* _Problem requirements_
Give the number of lines in the records below that include "Hafizh", and nothing more.

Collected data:
--------------------------------

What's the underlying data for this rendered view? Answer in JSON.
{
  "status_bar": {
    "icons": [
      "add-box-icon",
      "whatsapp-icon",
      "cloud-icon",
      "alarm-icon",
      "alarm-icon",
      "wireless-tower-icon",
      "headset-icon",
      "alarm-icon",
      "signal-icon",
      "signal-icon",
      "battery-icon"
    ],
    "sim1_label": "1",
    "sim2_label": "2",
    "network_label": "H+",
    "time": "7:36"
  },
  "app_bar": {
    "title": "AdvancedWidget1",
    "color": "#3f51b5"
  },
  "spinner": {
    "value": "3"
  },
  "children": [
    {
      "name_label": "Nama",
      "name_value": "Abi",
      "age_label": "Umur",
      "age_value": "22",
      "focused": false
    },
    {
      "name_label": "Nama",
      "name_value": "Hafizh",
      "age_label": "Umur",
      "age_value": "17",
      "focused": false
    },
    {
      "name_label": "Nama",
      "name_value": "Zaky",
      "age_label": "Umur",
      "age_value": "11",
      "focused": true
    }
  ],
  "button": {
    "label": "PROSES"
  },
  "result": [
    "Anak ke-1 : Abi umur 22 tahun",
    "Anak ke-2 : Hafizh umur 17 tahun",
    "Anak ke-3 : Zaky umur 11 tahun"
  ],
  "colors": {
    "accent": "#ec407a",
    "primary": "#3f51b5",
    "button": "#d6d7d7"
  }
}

--------------------------------

* _Right answer_
2